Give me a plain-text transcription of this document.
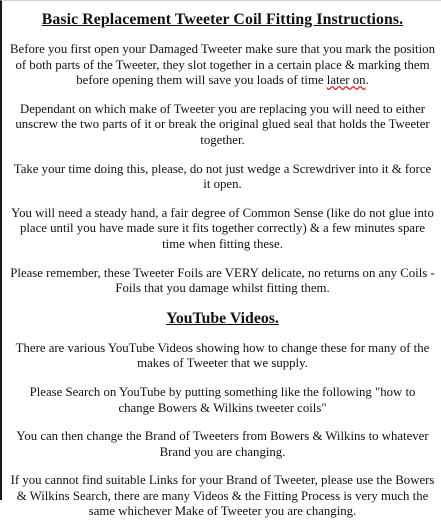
Basic Replacement Tweeter Coil Fitting Instructions.

Before you first open your Damaged Tweeter make sure that you mark the position of both parts of the Tweeter, they slot together in a certain place & marking them before opening them will save you loads of time later on.

Dependant on which make of Tweeter you are replacing you will need to either unscrew the two parts of it or break the original glued seal that holds the Tweeter together.

Take your time doing this, please, do not just wedge a Screwdriver into it & force it open.

You will need a steady hand, a fair degree of Common Sense (like do not glue into place until you have made sure it fits together correctly) & a few minutes spare time when fitting these.

Please remember, these Tweeter Foils are VERY delicate, no returns on any Coils - Foils that you damage whilst fitting them.

YouTube Videos.

There are various YouTube Videos showing how to change these for many of the makes of Tweeter that we supply.

Please Search on YouTube by putting something like the following "how to change Bowers & Wilkins tweeter coils"

You can then change the Brand of Tweeters from Bowers & Wilkins to whatever Brand you are changing.

If you cannot find suitable Links for your Brand of Tweeter, please use the Bowers & Wilkins Search, there are many Videos & the Fitting Process is very much the same whichever Make of Tweeter you are changing.
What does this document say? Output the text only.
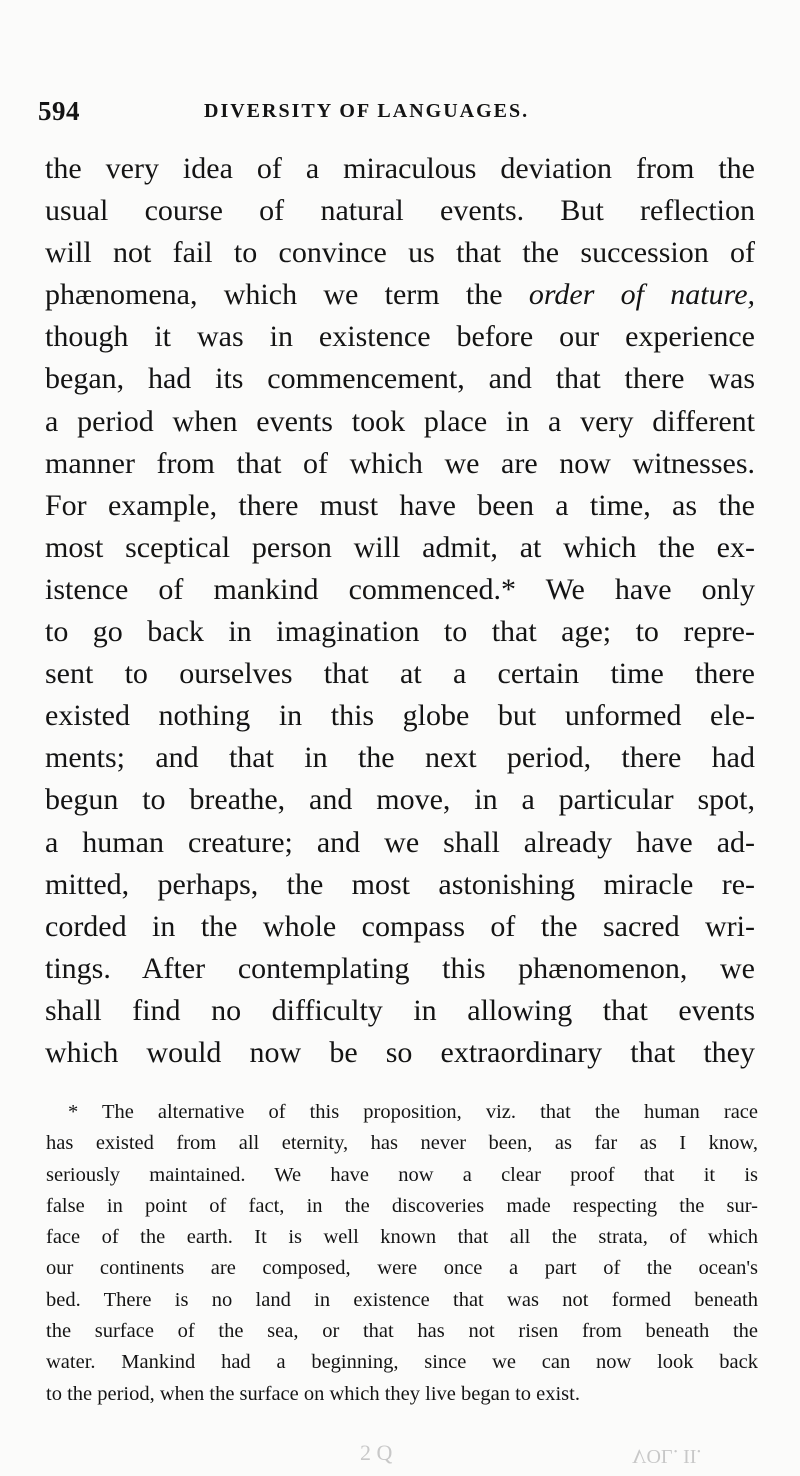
594	DIVERSITY OF LANGUAGES.
the very idea of a miraculous deviation from the
usual course of natural events. But reflection
will not fail to convince us that the succession of
phænomena, which we term the order of nature,
though it was in existence before our experience
began, had its commencement, and that there was
a period when events took place in a very different
manner from that of which we are now witnesses.
For example, there must have been a time, as the
most sceptical person will admit, at which the ex-
istence of mankind commenced.* We have only
to go back in imagination to that age; to repre-
sent to ourselves that at a certain time there
existed nothing in this globe but unformed ele-
ments; and that in the next period, there had
begun to breathe, and move, in a particular spot,
a human creature; and we shall already have ad-
mitted, perhaps, the most astonishing miracle re-
corded in the whole compass of the sacred wri-
tings. After contemplating this phænomenon, we
shall find no difficulty in allowing that events
which would now be so extraordinary that they
* The alternative of this proposition, viz. that the human race
has existed from all eternity, has never been, as far as I know,
seriously maintained. We have now a clear proof that it is
false in point of fact, in the discoveries made respecting the sur-
face of the earth. It is well known that all the strata, of which
our continents are composed, were once a part of the ocean's
bed. There is no land in existence that was not formed beneath
the surface of the sea, or that has not risen from beneath the
water. Mankind had a beginning, since we can now look back
to the period, when the surface on which they live began to exist.
2 Q	VOL. II.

┄┄┄┄┄┄

■ WHAT YOU NEED TO DO ■
Filter the listing above for the string "most" and copy every matching line.

■ FULL ANSWER ■
most sceptical person will admit, at which the ex-
mitted, perhaps, the most astonishing miracle re-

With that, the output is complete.